### Recorded data
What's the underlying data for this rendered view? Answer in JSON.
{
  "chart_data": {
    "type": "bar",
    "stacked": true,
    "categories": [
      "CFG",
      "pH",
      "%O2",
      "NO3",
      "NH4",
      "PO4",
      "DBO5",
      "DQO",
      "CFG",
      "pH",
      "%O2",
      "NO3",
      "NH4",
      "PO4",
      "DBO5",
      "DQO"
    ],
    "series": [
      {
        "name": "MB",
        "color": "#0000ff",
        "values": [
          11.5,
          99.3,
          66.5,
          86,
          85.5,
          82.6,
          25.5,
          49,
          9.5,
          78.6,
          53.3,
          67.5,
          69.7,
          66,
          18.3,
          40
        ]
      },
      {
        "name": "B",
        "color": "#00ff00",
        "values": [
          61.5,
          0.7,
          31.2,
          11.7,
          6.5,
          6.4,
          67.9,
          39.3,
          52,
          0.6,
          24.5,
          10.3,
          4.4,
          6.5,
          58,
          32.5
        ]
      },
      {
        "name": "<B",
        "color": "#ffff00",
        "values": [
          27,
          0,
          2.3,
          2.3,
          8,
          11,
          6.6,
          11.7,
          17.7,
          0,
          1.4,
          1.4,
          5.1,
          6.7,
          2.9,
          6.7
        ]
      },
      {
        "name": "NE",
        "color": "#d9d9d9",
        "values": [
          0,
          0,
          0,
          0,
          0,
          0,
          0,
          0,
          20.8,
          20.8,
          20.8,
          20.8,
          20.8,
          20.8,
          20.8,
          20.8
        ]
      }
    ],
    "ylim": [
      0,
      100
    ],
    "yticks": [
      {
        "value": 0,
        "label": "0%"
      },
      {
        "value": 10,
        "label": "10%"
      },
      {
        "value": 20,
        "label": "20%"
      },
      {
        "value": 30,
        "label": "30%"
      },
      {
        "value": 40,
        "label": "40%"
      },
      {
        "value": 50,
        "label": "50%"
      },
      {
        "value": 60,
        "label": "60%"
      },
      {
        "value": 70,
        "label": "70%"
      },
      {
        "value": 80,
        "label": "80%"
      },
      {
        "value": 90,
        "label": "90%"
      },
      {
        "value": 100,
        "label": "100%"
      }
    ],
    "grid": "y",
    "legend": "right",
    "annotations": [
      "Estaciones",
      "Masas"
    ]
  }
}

### Required work
The listing above should be transcribed in full, exactly as written.

### Written solution
What's the underlying data for this rendered view? Answer in JSON.
{
  "chart_data": {
    "type": "bar",
    "stacked": true,
    "categories": [
      "CFG",
      "pH",
      "%O2",
      "NO3",
      "NH4",
      "PO4",
      "DBO5",
      "DQO",
      "CFG",
      "pH",
      "%O2",
      "NO3",
      "NH4",
      "PO4",
      "DBO5",
      "DQO"
    ],
    "series": [
      {
        "name": "MB",
        "color": "#0000ff",
        "values": [
          11.5,
          99.3,
          66.5,
          86,
          85.5,
          82.6,
          25.5,
          49,
          9.5,
          78.6,
          53.3,
          67.5,
          69.7,
          66,
          18.3,
          40
        ]
      },
      {
        "name": "B",
        "color": "#00ff00",
        "values": [
          61.5,
          0.7,
          31.2,
          11.7,
          6.5,
          6.4,
          67.9,
          39.3,
          52,
          0.6,
          24.5,
          10.3,
          4.4,
          6.5,
          58,
          32.5
        ]
      },
      {
        "name": "<B",
        "color": "#ffff00",
        "values": [
          27,
          0,
          2.3,
          2.3,
          8,
          11,
          6.6,
          11.7,
          17.7,
          0,
          1.4,
          1.4,
          5.1,
          6.7,
          2.9,
          6.7
        ]
      },
      {
        "name": "NE",
        "color": "#d9d9d9",
        "values": [
          0,
          0,
          0,
          0,
          0,
          0,
          0,
          0,
          20.8,
          20.8,
          20.8,
          20.8,
          20.8,
          20.8,
          20.8,
          20.8
        ]
      }
    ],
    "ylim": [
      0,
      100
    ],
    "yticks": [
      {
        "value": 0,
        "label": "0%"
      },
      {
        "value": 10,
        "label": "10%"
      },
      {
        "value": 20,
        "label": "20%"
      },
      {
        "value": 30,
        "label": "30%"
      },
      {
        "value": 40,
        "label": "40%"
      },
      {
        "value": 50,
        "label": "50%"
      },
      {
        "value": 60,
        "label": "60%"
      },
      {
        "value": 70,
        "label": "70%"
      },
      {
        "value": 80,
        "label": "80%"
      },
      {
        "value": 90,
        "label": "90%"
      },
      {
        "value": 100,
        "label": "100%"
      }
    ],
    "grid": "y",
    "legend": "right",
    "annotations": [
      "Estaciones",
      "Masas"
    ]
  }
}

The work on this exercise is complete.